→ Task goal
Drop the pictures from the entries below, then reproduce the rest exactly.

— Start of Entries —

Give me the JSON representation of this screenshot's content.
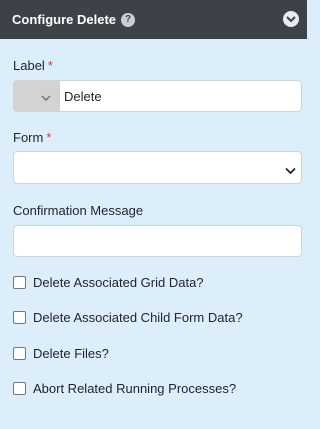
{
  "header": {
    "title": "Configure Delete",
    "help_icon": "?"
  },
  "label_field": {
    "label": "Label",
    "required_mark": "*",
    "value": "Delete"
  },
  "form_field": {
    "label": "Form",
    "required_mark": "*",
    "selected": ""
  },
  "confirmation_field": {
    "label": "Confirmation Message",
    "value": ""
  },
  "checkboxes": [
    {
      "label": "Delete Associated Grid Data?",
      "checked": false
    },
    {
      "label": "Delete Associated Child Form Data?",
      "checked": false
    },
    {
      "label": "Delete Files?",
      "checked": false
    },
    {
      "label": "Abort Related Running Processes?",
      "checked": false
    }
  ],
  "colors": {
    "header_bg": "#3c4247",
    "panel_bg": "#ddeefb",
    "required": "#dc3545"
  }
}
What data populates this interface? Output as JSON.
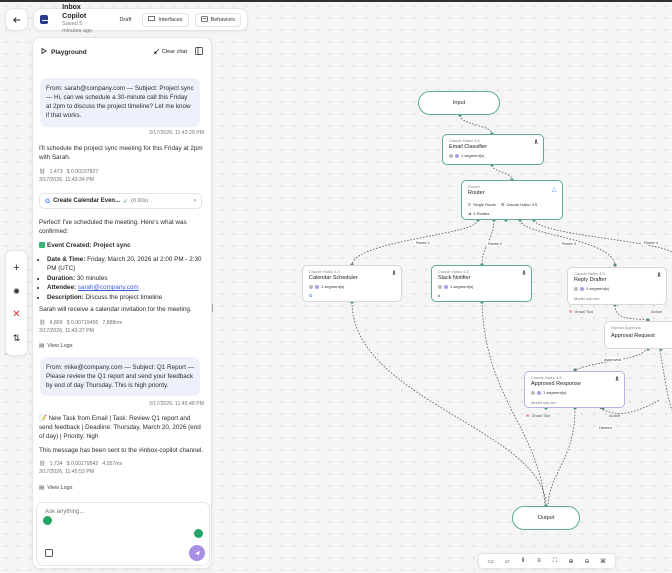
{
  "header": {
    "back_icon": "arrow-left-icon",
    "app_title": "Inbox Copilot",
    "saved_text": "Saved 5 minutes ago",
    "status_badge": "Draft",
    "interfaces_label": "Interfaces",
    "behaviors_label": "Behaviors"
  },
  "playground": {
    "title": "Playground",
    "clear_chat": "Clear chat",
    "messages": [
      {
        "text": "From: sarah@company.com — Subject: Project sync — Hi, can we schedule a 30-minute call this Friday at 2pm to discuss the project timeline? Let me know if that works.",
        "timestamp": "3/17/2026, 11:43:29 PM"
      },
      {
        "text": "I'll schedule the project sync meeting for this Friday at 2pm with Sarah.",
        "tokens": "1,473",
        "cost": "$ 0.00237827",
        "timestamp": "3/17/2026, 11:43:34 PM"
      },
      {
        "tool_name": "Create Calendar Even...",
        "tool_time": "(0.90s)"
      },
      {
        "intro": "Perfect! I've scheduled the meeting. Here's what was confirmed:",
        "event_title": "Event Created: Project sync",
        "bullets": [
          {
            "label": "Date & Time:",
            "value": " Friday, March 20, 2026 at 2:00 PM - 2:30 PM (UTC)"
          },
          {
            "label": "Duration:",
            "value": " 30 minutes"
          },
          {
            "label": "Attendee:",
            "value": "sarah@company.com"
          },
          {
            "label": "Description:",
            "value": " Discuss the project timeline"
          }
        ],
        "outro": "Sarah will receive a calendar invitation for the meeting.",
        "tokens": "4,809",
        "cost": "$ 0.00719455",
        "duration": "7,888ms",
        "timestamp": "3/17/2026, 11:43:37 PM",
        "view_logs": "View Logs"
      },
      {
        "text": "From: mike@company.com — Subject: Q1 Report — Please review the Q1 report and send your feedback by end of day Thursday. This is high priority.",
        "timestamp": "3/17/2026, 11:45:48 PM"
      },
      {
        "task_text": "New Task from Email | Task: Review Q1 report and send feedback | Deadline: Thursday, March 20, 2026 (end of day) | Priority: high",
        "slack_text": "This message has been sent to the #inbox-copilot channel.",
        "tokens": "1,734",
        "cost": "$ 0.00279542",
        "duration": "4,057ms",
        "timestamp": "3/17/2026, 11:45:53 PM",
        "view_logs": "View Logs"
      }
    ],
    "input_placeholder": "Ask anything..."
  },
  "canvas": {
    "input_label": "Input",
    "output_label": "Output",
    "email_classifier": {
      "model": "Claude Haiku 4.5",
      "name": "Email Classifier",
      "segments": "1 segment(s)"
    },
    "router": {
      "model": "Router",
      "name": "Router",
      "single_route": "Single Route",
      "router_model": "Claude Haiku 4.5",
      "routes_count": "4 Routes"
    },
    "route_labels": [
      "Route 1",
      "Route 2",
      "Route 3",
      "Route 4"
    ],
    "calendar_scheduler": {
      "model": "Claude Haiku 4.5",
      "name": "Calendar Scheduler",
      "segments": "1 segment(s)"
    },
    "slack_notifier": {
      "model": "Claude Haiku 4.5",
      "name": "Slack Notifier",
      "segments": "1 segment(s)"
    },
    "reply_drafter": {
      "model": "Claude Haiku 4.5",
      "name": "Reply Drafter",
      "segments": "1 segment(s)",
      "model_sub": "Model sub-run",
      "gmail_tool": "Gmail Tool",
      "action": "Action"
    },
    "approval_request": {
      "model": "Human Approval",
      "name": "Approval Request"
    },
    "approved_label": "Approved",
    "denied_label": "Denied",
    "approved_response": {
      "model": "Claude Haiku 4.5",
      "name": "Approved Response",
      "segments": "1 segment(s)",
      "model_sub": "Model sub-run",
      "gmail_tool": "Gmail Tool",
      "action": "Action"
    }
  },
  "colors": {
    "accent": "#5cae8f",
    "user_bubble": "#eef0fb",
    "send_button": "#a88fe3",
    "success": "#24a366",
    "danger": "#e03131"
  }
}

— End of Entries —

→ Response to the exercise
Give me the JSON representation of this screenshot's content.
{
  "header": {
    "title": "Configure Delete",
    "help_icon": "?"
  },
  "label_field": {
    "label": "Label",
    "required_mark": "*",
    "value": "Delete"
  },
  "form_field": {
    "label": "Form",
    "required_mark": "*",
    "selected": ""
  },
  "confirmation_field": {
    "label": "Confirmation Message",
    "value": ""
  },
  "checkboxes": [
    {
      "label": "Delete Associated Grid Data?",
      "checked": false
    },
    {
      "label": "Delete Associated Child Form Data?",
      "checked": false
    },
    {
      "label": "Delete Files?",
      "checked": false
    },
    {
      "label": "Abort Related Running Processes?",
      "checked": false
    }
  ],
  "colors": {
    "header_bg": "#3c4247",
    "panel_bg": "#ddeefb",
    "required": "#dc3545"
  }
}
What data populates this interface? Output as JSON.
{
  "header": {
    "back_icon": "arrow-left-icon",
    "app_title": "Inbox Copilot",
    "saved_text": "Saved 5 minutes ago",
    "status_badge": "Draft",
    "interfaces_label": "Interfaces",
    "behaviors_label": "Behaviors"
  },
  "playground": {
    "title": "Playground",
    "clear_chat": "Clear chat",
    "messages": [
      {
        "text": "From: sarah@company.com — Subject: Project sync — Hi, can we schedule a 30-minute call this Friday at 2pm to discuss the project timeline? Let me know if that works.",
        "timestamp": "3/17/2026, 11:43:29 PM"
      },
      {
        "text": "I'll schedule the project sync meeting for this Friday at 2pm with Sarah.",
        "tokens": "1,473",
        "cost": "$ 0.00237827",
        "timestamp": "3/17/2026, 11:43:34 PM"
      },
      {
        "tool_name": "Create Calendar Even...",
        "tool_time": "(0.90s)"
      },
      {
        "intro": "Perfect! I've scheduled the meeting. Here's what was confirmed:",
        "event_title": "Event Created: Project sync",
        "bullets": [
          {
            "label": "Date & Time:",
            "value": " Friday, March 20, 2026 at 2:00 PM - 2:30 PM (UTC)"
          },
          {
            "label": "Duration:",
            "value": " 30 minutes"
          },
          {
            "label": "Attendee:",
            "value": "sarah@company.com"
          },
          {
            "label": "Description:",
            "value": " Discuss the project timeline"
          }
        ],
        "outro": "Sarah will receive a calendar invitation for the meeting.",
        "tokens": "4,809",
        "cost": "$ 0.00719455",
        "duration": "7,888ms",
        "timestamp": "3/17/2026, 11:43:37 PM",
        "view_logs": "View Logs"
      },
      {
        "text": "From: mike@company.com — Subject: Q1 Report — Please review the Q1 report and send your feedback by end of day Thursday. This is high priority.",
        "timestamp": "3/17/2026, 11:45:48 PM"
      },
      {
        "task_text": "New Task from Email | Task: Review Q1 report and send feedback | Deadline: Thursday, March 20, 2026 (end of day) | Priority: high",
        "slack_text": "This message has been sent to the #inbox-copilot channel.",
        "tokens": "1,734",
        "cost": "$ 0.00279542",
        "duration": "4,057ms",
        "timestamp": "3/17/2026, 11:45:53 PM",
        "view_logs": "View Logs"
      }
    ],
    "input_placeholder": "Ask anything..."
  },
  "canvas": {
    "input_label": "Input",
    "output_label": "Output",
    "email_classifier": {
      "model": "Claude Haiku 4.5",
      "name": "Email Classifier",
      "segments": "1 segment(s)"
    },
    "router": {
      "model": "Router",
      "name": "Router",
      "single_route": "Single Route",
      "router_model": "Claude Haiku 4.5",
      "routes_count": "4 Routes"
    },
    "route_labels": [
      "Route 1",
      "Route 2",
      "Route 3",
      "Route 4"
    ],
    "calendar_scheduler": {
      "model": "Claude Haiku 4.5",
      "name": "Calendar Scheduler",
      "segments": "1 segment(s)"
    },
    "slack_notifier": {
      "model": "Claude Haiku 4.5",
      "name": "Slack Notifier",
      "segments": "1 segment(s)"
    },
    "reply_drafter": {
      "model": "Claude Haiku 4.5",
      "name": "Reply Drafter",
      "segments": "1 segment(s)",
      "model_sub": "Model sub-run",
      "gmail_tool": "Gmail Tool",
      "action": "Action"
    },
    "approval_request": {
      "model": "Human Approval",
      "name": "Approval Request"
    },
    "approved_label": "Approved",
    "denied_label": "Denied",
    "approved_response": {
      "model": "Claude Haiku 4.5",
      "name": "Approved Response",
      "segments": "1 segment(s)",
      "model_sub": "Model sub-run",
      "gmail_tool": "Gmail Tool",
      "action": "Action"
    }
  },
  "colors": {
    "accent": "#5cae8f",
    "user_bubble": "#eef0fb",
    "send_button": "#a88fe3",
    "success": "#24a366",
    "danger": "#e03131"
  }
}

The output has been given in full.